[START OF Information supplied]

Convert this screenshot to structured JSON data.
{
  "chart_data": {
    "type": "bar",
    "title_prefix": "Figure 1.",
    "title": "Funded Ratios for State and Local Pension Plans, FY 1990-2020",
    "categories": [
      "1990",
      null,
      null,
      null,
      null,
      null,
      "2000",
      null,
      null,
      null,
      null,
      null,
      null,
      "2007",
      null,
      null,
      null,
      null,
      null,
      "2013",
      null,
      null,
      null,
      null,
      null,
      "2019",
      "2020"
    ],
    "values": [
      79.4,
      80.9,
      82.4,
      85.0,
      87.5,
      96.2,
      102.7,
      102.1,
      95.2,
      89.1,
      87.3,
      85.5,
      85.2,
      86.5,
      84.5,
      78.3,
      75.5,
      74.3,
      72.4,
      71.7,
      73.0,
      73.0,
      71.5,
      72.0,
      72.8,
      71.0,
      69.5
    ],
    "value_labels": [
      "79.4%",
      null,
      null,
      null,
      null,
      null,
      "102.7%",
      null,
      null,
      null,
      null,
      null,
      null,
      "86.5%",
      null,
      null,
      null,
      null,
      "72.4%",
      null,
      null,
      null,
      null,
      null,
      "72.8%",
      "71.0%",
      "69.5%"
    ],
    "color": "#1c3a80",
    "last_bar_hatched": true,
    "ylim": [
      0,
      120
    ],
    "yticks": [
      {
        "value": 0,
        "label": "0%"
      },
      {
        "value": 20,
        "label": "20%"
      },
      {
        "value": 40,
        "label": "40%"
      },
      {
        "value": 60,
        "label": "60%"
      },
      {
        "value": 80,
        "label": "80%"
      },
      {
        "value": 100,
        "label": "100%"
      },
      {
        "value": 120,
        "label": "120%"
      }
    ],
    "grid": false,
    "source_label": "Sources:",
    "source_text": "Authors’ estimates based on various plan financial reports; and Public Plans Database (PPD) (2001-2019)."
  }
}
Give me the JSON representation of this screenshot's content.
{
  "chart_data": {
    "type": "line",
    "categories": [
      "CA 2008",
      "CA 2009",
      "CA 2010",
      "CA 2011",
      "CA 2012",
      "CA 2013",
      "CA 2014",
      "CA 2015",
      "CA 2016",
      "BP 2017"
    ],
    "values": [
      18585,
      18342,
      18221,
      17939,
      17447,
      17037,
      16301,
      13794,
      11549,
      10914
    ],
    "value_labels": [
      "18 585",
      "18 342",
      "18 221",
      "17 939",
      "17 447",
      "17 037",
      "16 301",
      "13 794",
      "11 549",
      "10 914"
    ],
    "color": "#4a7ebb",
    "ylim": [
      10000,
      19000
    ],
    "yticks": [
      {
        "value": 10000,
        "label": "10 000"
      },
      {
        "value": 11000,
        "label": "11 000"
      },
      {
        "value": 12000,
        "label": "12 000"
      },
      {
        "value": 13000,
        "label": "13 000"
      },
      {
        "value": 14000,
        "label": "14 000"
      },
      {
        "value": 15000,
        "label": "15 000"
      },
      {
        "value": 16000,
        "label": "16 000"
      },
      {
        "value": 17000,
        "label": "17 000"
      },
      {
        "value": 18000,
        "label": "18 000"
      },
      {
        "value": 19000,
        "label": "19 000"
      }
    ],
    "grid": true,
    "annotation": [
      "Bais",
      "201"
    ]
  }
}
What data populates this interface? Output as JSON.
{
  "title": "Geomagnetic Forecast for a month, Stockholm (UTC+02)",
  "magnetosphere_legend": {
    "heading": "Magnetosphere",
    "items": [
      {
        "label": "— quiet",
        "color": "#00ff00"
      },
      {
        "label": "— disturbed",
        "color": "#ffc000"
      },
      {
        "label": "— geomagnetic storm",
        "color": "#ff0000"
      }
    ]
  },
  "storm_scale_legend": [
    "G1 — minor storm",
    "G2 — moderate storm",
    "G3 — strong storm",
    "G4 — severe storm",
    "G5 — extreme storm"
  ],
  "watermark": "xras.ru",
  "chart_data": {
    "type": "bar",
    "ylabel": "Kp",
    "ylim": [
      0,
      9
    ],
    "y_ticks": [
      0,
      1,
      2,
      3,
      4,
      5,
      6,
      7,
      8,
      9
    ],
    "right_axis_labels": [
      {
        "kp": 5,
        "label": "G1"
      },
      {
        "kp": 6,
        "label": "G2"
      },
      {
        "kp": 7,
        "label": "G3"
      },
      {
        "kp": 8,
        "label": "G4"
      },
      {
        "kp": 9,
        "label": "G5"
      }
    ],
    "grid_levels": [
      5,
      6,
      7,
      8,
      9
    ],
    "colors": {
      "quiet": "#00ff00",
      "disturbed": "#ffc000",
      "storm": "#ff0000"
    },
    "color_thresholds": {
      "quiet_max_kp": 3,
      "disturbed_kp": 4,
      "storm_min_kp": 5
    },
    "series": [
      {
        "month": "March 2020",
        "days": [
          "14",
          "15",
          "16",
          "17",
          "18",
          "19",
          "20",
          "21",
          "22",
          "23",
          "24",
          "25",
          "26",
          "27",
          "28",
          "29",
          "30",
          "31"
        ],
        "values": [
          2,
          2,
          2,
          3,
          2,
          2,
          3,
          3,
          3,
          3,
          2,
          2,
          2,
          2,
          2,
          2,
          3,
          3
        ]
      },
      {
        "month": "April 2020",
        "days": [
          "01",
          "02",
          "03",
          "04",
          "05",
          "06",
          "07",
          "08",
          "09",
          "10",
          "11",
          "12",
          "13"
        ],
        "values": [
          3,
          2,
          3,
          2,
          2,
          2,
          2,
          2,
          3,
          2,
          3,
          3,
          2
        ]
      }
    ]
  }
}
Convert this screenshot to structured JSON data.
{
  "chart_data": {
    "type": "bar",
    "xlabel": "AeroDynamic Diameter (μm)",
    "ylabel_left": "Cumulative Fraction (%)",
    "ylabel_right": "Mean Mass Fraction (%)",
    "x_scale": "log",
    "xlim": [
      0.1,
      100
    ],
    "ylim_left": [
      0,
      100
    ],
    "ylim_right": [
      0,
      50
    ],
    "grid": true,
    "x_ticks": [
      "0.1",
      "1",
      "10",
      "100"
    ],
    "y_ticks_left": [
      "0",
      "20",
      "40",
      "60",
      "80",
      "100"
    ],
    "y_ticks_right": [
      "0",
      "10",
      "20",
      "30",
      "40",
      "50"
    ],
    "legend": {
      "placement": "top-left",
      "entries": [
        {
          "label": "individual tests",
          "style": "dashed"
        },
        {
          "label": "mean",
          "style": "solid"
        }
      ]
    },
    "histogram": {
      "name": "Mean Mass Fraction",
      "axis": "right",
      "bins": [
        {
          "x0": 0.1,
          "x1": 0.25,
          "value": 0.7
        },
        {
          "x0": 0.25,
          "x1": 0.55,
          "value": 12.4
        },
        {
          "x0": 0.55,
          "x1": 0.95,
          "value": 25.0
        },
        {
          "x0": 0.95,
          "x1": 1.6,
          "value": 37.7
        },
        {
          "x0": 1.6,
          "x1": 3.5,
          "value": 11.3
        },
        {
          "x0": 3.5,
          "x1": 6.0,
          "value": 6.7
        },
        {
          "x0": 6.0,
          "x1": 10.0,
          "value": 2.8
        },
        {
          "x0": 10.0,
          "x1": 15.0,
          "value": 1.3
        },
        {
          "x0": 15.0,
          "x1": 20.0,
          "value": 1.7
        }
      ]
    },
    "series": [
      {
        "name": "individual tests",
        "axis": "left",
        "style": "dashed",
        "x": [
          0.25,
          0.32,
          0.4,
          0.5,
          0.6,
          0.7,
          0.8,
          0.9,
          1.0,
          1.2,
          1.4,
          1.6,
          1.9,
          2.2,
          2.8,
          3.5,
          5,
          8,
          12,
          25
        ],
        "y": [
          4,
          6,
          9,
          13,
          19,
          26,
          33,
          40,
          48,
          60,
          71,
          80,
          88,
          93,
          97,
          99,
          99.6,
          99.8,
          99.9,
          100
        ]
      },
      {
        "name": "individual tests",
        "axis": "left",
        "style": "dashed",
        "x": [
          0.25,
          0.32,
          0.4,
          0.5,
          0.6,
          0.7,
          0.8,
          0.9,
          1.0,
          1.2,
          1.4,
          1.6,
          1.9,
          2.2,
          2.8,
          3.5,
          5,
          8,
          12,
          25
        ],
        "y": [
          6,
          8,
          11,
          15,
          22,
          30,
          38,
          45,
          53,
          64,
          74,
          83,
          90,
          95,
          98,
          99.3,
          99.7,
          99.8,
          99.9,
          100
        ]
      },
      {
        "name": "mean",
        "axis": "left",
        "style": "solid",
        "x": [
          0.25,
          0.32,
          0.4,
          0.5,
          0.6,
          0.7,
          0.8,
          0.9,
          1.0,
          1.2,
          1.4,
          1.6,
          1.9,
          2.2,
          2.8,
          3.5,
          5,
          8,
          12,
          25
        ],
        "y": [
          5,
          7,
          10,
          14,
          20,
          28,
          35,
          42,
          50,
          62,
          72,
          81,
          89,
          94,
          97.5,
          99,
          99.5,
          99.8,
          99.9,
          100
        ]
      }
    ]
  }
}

[END OF Information supplied]

### Exercise directions
Give nothing but the count of lines in the listing above that hold the string "Mass".

### Written response
2